* REQUIRED TASK
Below are some records. How many of their lines contain the string "México"? Give the number only.

** start EXCERPTED RECORDS **

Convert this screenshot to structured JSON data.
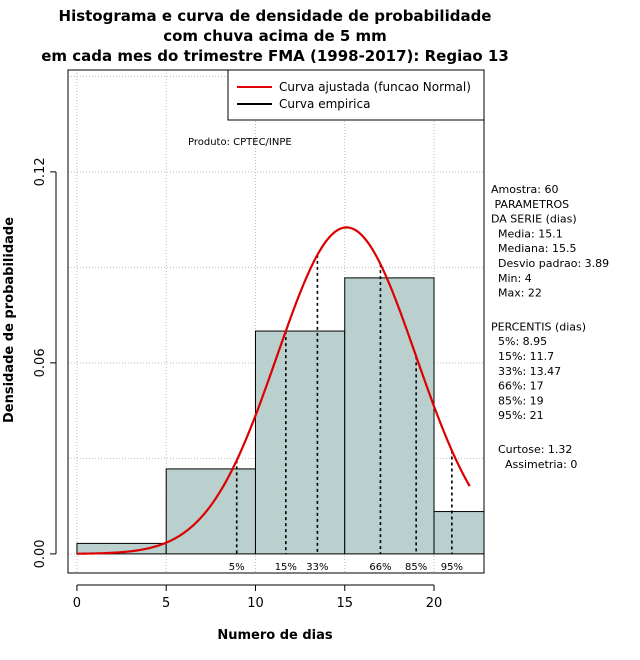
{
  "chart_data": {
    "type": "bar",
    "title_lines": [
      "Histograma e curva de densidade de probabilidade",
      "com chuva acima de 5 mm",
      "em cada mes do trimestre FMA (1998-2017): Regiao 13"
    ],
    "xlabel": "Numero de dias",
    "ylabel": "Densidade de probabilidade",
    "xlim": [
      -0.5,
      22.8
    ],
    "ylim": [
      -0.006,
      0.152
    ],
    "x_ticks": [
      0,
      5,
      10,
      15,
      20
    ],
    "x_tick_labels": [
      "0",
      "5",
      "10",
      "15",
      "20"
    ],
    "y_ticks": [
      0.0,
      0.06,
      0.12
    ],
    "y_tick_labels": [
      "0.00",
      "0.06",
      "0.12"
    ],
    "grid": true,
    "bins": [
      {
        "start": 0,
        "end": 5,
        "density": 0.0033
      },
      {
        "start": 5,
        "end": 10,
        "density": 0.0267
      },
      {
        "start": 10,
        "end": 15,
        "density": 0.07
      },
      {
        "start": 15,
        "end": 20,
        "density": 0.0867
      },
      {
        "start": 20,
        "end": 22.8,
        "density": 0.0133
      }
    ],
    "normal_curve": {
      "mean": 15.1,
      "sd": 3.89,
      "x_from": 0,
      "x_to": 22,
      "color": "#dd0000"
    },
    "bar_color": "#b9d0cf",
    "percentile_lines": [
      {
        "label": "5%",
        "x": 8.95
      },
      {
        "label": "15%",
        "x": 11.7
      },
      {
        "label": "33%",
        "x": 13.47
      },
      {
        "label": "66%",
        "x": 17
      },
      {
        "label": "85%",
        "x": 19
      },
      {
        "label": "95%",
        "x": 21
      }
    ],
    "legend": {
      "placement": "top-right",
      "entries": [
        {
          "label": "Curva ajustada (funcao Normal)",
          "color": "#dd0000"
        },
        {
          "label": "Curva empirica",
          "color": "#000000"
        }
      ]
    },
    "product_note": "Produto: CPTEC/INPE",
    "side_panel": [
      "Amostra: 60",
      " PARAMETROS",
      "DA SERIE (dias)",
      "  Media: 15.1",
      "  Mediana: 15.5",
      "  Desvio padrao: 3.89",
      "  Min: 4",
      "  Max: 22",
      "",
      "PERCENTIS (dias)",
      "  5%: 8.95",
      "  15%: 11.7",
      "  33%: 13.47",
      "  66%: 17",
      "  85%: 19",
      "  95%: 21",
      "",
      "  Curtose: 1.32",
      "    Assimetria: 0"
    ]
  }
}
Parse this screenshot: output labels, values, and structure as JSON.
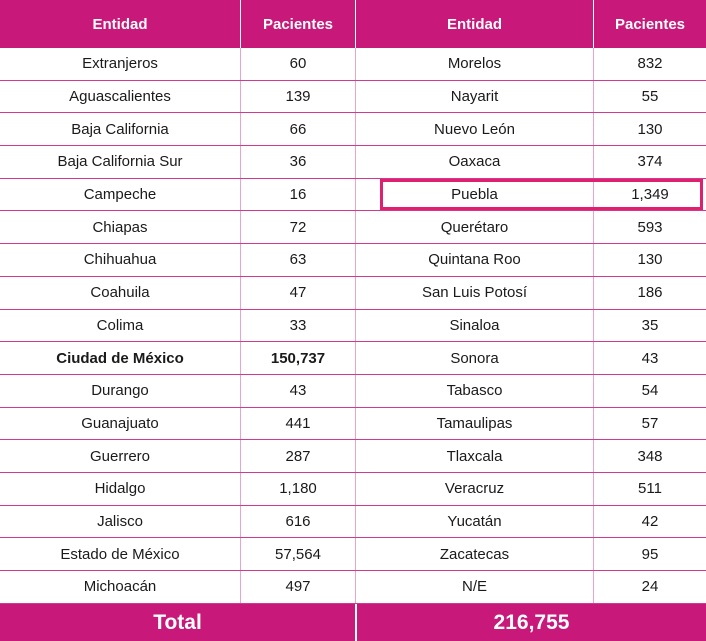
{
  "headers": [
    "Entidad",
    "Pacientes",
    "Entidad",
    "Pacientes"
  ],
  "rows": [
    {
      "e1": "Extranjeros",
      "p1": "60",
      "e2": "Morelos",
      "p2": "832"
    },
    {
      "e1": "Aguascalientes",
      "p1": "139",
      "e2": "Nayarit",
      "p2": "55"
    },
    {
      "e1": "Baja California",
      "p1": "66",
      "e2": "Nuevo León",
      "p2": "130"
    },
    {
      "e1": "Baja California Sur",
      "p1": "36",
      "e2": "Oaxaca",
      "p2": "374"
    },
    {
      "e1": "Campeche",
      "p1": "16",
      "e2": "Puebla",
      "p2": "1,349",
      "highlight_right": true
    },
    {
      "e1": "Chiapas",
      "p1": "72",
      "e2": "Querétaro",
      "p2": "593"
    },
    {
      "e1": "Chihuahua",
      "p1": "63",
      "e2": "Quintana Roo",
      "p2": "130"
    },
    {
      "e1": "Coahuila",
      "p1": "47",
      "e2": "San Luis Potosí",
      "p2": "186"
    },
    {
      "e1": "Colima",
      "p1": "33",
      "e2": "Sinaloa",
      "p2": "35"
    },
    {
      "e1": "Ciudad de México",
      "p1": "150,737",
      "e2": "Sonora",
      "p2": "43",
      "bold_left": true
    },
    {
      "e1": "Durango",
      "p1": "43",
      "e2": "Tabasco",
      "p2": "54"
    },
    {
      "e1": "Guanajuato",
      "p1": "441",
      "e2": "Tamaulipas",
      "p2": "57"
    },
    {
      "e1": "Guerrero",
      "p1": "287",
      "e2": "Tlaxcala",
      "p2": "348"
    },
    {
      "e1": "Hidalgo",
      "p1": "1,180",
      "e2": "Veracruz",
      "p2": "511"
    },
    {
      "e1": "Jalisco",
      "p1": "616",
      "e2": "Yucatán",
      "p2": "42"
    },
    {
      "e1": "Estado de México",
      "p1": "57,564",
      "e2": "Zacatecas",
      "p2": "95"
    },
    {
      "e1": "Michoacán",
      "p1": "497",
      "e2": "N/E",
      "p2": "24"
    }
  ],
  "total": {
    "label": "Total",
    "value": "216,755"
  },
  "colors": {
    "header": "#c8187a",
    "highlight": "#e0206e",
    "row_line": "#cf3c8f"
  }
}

** end EXCERPTED RECORDS **
** start EXCERPTED RECORDS **

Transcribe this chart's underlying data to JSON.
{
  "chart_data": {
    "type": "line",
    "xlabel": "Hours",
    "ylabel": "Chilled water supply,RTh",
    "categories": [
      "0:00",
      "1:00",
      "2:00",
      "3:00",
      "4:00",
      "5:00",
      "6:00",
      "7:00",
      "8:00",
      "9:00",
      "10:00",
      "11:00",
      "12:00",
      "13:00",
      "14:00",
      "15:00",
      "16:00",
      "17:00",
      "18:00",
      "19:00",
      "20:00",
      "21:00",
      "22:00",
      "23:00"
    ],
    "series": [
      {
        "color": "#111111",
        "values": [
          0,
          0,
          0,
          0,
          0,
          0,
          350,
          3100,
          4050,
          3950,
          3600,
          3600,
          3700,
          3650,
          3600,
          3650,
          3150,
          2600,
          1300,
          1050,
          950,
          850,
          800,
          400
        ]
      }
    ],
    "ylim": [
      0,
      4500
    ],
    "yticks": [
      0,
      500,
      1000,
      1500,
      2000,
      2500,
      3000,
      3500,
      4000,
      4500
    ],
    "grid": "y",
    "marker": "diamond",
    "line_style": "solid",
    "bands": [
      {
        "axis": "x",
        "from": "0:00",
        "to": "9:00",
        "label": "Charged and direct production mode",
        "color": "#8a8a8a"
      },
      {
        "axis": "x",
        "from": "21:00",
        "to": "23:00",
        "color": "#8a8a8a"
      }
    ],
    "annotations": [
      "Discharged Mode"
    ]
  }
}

** end EXCERPTED RECORDS **

* SOLUTION FOR THIS TASK
2